### Your objective
Determine the number of lines that have the string "XXXL" in them, and give only that number.

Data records

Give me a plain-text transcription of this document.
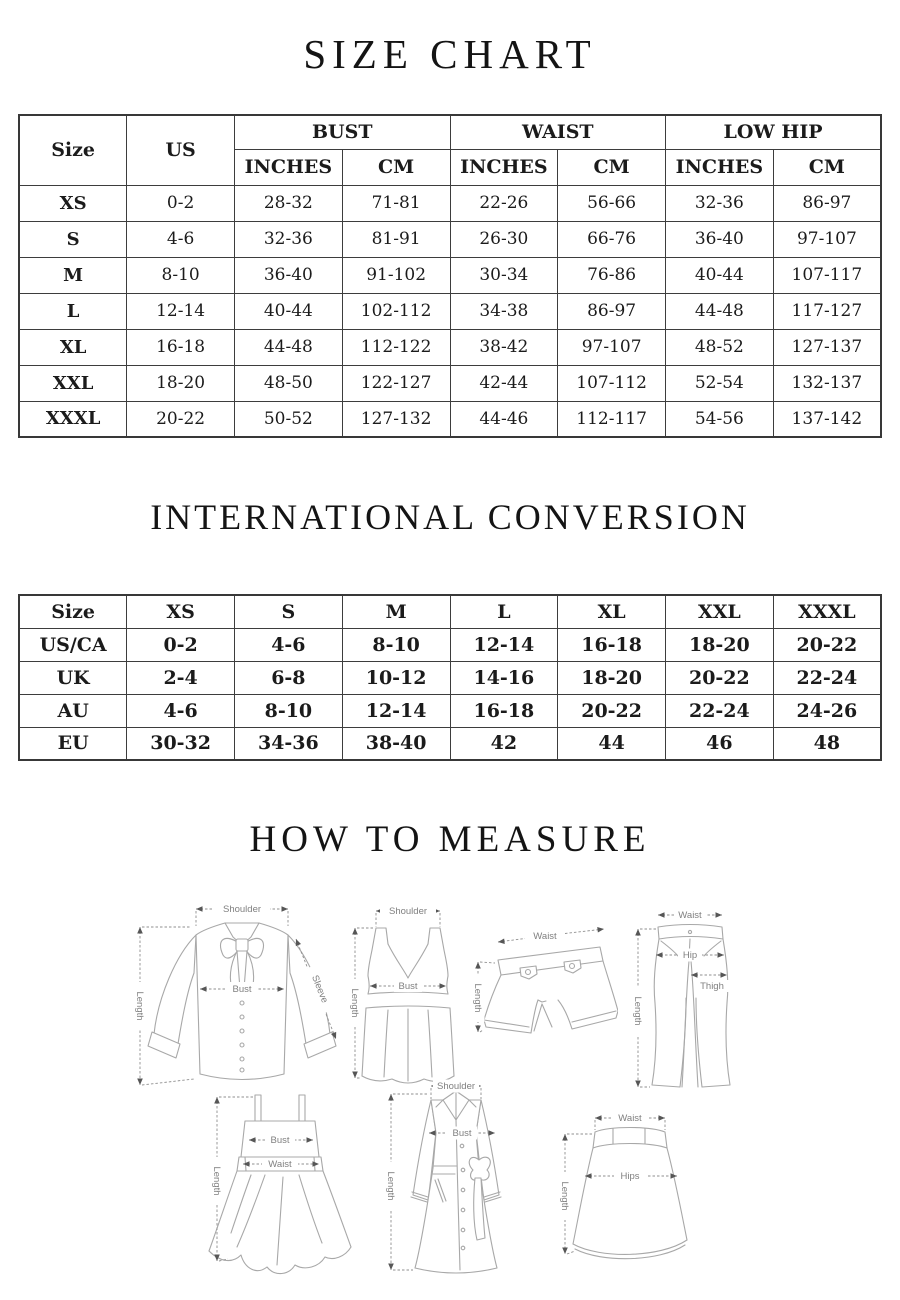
SIZE CHART
Size	US	BUST		WAIST		LOW HIP	
		INCHES	CM	INCHES	CM	INCHES	CM
XS	0-2	28-32	71-81	22-26	56-66	32-36	86-97
S	4-6	32-36	81-91	26-30	66-76	36-40	97-107
M	8-10	36-40	91-102	30-34	76-86	40-44	107-117
L	12-14	40-44	102-112	34-38	86-97	44-48	117-127
XL	16-18	44-48	112-122	38-42	97-107	48-52	127-137
XXL	18-20	48-50	122-127	42-44	107-112	52-54	132-137
XXXL	20-22	50-52	127-132	44-46	112-117	54-56	137-142
INTERNATIONAL CONVERSION
Size	XS	S	M	L	XL	XXL	XXXL
US/CA	0-2	4-6	8-10	12-14	16-18	18-20	20-22
UK	2-4	6-8	10-12	14-16	18-20	20-22	22-24
AU	4-6	8-10	12-14	16-18	20-22	22-24	24-26
EU	30-32	34-36	38-40	42	44	46	48
HOW TO MEASURE
Shoulder
Bust
Length
Sleeve
Shoulder
Bust
Length
Waist
Length
Waist
Hip
Thigh
Length
Bust
Waist
Length
Shoulder
Bust
Length
Waist
Hips
Length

### Full response
2